== DOCUMENT SECTION ==
I left them taking their dinner in mess tins to their tents, with a
strenuous afternoon’s cleaning-up ahead of them. The big park held some
thousands of men. I had seen no more than a few hundreds, and had missed
the howitzer-batteries after all.

A cock pheasant chaperoned me down the drive, complaining loudly that
where he was used to walk with his ladies under the beech trees, some
unsporting people had built a miniature landscape with tiny villages,
churches, and factories, and came there daily to point cannon at it.

‘Keep away from that place,’ said I, ‘or you’ll find yourself in a
field-kitchen.’

‘Not me!’ he crowed. ‘I’m as sacred as golf-courses.’


                        MECHANISM AND MECHANICS

There was a little town a couple of miles down the road where one used
to lunch in the old days, and had the hotel to oneself. Now there are
six ever-changing officers in billet there, and the astonished houses
quiver all day to traction engines and high-piled lorries. A unit of the
Army Service Corps and some mechanical transport lived near the station,
and fed the troops for twenty miles around.

‘Are your people easy to find?’ I asked of a wandering private, with the
hands of a sweep, the head of a Christian among lions, and suicide in
his eye.

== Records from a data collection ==
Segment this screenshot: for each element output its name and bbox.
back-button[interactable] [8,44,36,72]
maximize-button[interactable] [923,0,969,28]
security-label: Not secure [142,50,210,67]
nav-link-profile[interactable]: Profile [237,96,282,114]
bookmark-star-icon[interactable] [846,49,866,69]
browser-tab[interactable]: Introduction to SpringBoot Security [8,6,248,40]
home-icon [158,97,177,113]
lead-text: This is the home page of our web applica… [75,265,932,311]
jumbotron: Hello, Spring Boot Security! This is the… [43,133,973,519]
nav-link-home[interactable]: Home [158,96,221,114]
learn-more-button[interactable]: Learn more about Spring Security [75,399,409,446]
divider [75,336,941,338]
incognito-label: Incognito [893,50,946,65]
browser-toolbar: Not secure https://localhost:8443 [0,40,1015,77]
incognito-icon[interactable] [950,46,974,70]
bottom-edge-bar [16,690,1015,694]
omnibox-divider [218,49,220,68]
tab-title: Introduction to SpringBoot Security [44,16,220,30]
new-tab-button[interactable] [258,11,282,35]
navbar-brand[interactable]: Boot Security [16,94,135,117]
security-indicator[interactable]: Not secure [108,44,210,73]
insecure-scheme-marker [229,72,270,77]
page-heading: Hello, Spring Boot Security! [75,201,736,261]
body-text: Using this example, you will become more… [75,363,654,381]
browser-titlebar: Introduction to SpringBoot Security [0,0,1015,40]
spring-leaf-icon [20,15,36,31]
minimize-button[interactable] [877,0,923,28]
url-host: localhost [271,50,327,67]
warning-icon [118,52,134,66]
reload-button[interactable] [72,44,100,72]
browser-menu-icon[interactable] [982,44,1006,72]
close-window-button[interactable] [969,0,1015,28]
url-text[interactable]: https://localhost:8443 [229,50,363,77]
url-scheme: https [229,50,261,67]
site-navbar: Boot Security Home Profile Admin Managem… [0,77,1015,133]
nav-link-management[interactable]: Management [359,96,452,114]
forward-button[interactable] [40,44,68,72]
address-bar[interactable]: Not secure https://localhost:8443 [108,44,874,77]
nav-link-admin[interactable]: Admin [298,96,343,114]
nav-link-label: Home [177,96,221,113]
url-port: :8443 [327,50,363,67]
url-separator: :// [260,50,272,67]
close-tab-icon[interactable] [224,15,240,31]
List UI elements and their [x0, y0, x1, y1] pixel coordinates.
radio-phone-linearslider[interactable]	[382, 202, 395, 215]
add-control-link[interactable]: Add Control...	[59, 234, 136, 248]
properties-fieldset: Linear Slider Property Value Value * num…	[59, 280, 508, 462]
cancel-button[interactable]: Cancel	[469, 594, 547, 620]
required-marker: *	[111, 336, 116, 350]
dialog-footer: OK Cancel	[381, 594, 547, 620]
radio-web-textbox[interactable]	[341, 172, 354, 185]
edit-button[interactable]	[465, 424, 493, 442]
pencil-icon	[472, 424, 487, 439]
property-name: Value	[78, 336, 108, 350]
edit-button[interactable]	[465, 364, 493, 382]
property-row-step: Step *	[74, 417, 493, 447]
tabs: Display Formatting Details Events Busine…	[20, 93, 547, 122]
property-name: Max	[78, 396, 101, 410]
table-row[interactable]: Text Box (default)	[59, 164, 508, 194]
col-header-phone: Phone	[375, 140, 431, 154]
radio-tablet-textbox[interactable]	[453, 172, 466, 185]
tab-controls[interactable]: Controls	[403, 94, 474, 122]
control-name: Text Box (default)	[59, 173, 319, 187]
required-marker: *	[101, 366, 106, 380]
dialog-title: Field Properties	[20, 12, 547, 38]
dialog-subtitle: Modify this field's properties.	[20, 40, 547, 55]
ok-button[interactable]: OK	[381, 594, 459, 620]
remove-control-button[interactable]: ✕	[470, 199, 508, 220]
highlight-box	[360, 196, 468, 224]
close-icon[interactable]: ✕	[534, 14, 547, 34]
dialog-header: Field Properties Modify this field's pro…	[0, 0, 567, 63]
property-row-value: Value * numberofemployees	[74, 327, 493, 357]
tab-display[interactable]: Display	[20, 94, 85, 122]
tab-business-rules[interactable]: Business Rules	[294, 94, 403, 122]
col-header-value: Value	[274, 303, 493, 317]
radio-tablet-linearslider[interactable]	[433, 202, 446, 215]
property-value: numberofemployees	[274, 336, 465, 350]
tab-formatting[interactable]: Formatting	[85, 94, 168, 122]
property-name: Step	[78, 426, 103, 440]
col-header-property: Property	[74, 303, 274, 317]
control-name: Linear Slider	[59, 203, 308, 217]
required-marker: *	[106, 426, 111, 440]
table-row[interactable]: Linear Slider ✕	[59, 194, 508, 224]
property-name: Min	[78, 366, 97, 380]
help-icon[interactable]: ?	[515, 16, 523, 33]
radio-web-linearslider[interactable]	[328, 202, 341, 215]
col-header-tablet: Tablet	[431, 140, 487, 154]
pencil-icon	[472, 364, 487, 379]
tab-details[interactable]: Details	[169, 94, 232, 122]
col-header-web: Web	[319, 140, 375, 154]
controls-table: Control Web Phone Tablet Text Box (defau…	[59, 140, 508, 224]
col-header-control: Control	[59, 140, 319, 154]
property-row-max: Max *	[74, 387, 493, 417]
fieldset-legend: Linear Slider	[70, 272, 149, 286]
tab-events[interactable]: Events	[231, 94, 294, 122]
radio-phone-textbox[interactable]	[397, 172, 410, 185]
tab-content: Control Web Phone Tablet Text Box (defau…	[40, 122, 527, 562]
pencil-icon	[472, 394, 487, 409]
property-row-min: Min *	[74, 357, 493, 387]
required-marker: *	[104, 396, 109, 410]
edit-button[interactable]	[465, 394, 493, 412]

== GOAL ==
Could you continue the account of visiting the army camps from its last sentence onward? This material was taken from a separate source.

== RESPONSE TO THIS TASK ==
‘Well, the A.S.C. are in the Territorial Drill Hall for one thing; and
for another you’re likely to hear _us_! There’s some motors come in from
Bulford.’ He snorted and passed on, smelling of petrol.

The drill-shed was peace and comfort. The A.S.C. were getting ready
there for pay-day and for a concert that evening. Outside in the wind
and the occasional rain-spurts, life was different. The Bulford motors
and some other crocks sat on a side-road between what had been the local
garage and a newly-erected workshop of creaking scaffold-poles and
bellying slatting rick-cloths, where a forge glowed and general repairs
were being effected. Beneath the motors men lay on their backs and
called their friends to pass them spanners, or, for pity’s sake, to
shove another sack under their mud-wreathed heads.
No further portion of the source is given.